» Given data
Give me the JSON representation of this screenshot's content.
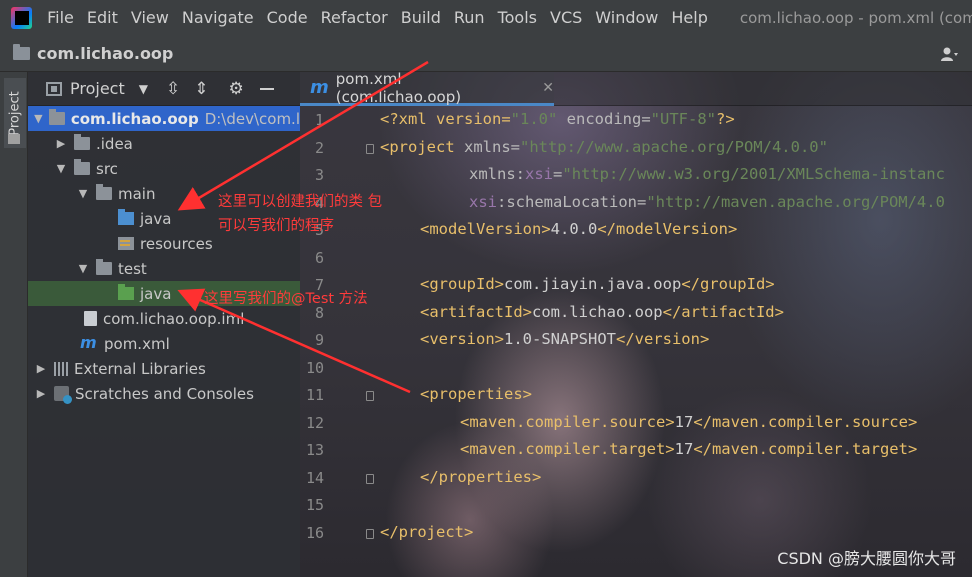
{
  "menu": {
    "items": [
      "File",
      "Edit",
      "View",
      "Navigate",
      "Code",
      "Refactor",
      "Build",
      "Run",
      "Tools",
      "VCS",
      "Window",
      "Help"
    ],
    "title": "com.lichao.oop - pom.xml (com."
  },
  "nav": {
    "project": "com.lichao.oop"
  },
  "sidestrip": {
    "project_tab": "Project"
  },
  "panel": {
    "title": "Project",
    "tree": [
      {
        "label": "com.lichao.oop",
        "path": "D:\\dev\\com.l"
      },
      {
        "label": ".idea"
      },
      {
        "label": "src"
      },
      {
        "label": "main"
      },
      {
        "label": "java"
      },
      {
        "label": "resources"
      },
      {
        "label": "test"
      },
      {
        "label": "java"
      },
      {
        "label": "com.lichao.oop.iml"
      },
      {
        "label": "pom.xml"
      },
      {
        "label": "External Libraries"
      },
      {
        "label": "Scratches and Consoles"
      }
    ]
  },
  "editor": {
    "tab": {
      "icon": "m",
      "label": "pom.xml (com.lichao.oop)"
    },
    "line_numbers": [
      "1",
      "2",
      "3",
      "4",
      "5",
      "6",
      "7",
      "8",
      "9",
      "10",
      "11",
      "12",
      "13",
      "14",
      "15",
      "16"
    ],
    "lines": {
      "l1_a": "<?xml version=",
      "l1_b": "\"1.0\"",
      "l1_c": " encoding=",
      "l1_d": "\"UTF-8\"",
      "l1_e": "?>",
      "l2_a": "<project",
      "l2_b": " xmlns=",
      "l2_c": "\"http://www.apache.org/POM/4.0.0\"",
      "l3_a": "xmlns",
      "l3_b": ":",
      "l3_c": "xsi",
      "l3_d": "=",
      "l3_e": "\"http://www.w3.org/2001/XMLSchema-instanc",
      "l4_a": "xsi",
      "l4_b": ":schemaLocation=",
      "l4_c": "\"http://maven.apache.org/POM/4.0",
      "l5_a": "<modelVersion>",
      "l5_b": "4.0.0",
      "l5_c": "</modelVersion>",
      "l7_a": "<groupId>",
      "l7_b": "com.jiayin.java.oop",
      "l7_c": "</groupId>",
      "l8_a": "<artifactId>",
      "l8_b": "com.lichao.oop",
      "l8_c": "</artifactId>",
      "l9_a": "<version>",
      "l9_b": "1.0-SNAPSHOT",
      "l9_c": "</version>",
      "l11": "<properties>",
      "l12_a": "<maven.compiler.source>",
      "l12_b": "17",
      "l12_c": "</maven.compiler.source>",
      "l13_a": "<maven.compiler.target>",
      "l13_b": "17",
      "l13_c": "</maven.compiler.target>",
      "l14": "</properties>",
      "l16": "</project>"
    }
  },
  "annotations": {
    "a1_line1": "这里可以创建我们的类 包",
    "a1_line2": "可以写我们的程序",
    "a2": "这里写我们的@Test 方法"
  },
  "watermark": "CSDN @膀大腰圆你大哥"
}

» Short problem
Gather up the lines containing the word "title" from these records and copy them.

» Correct output
    "title": "com.lichao.oop - pom.xml (com."
    "title": "Project",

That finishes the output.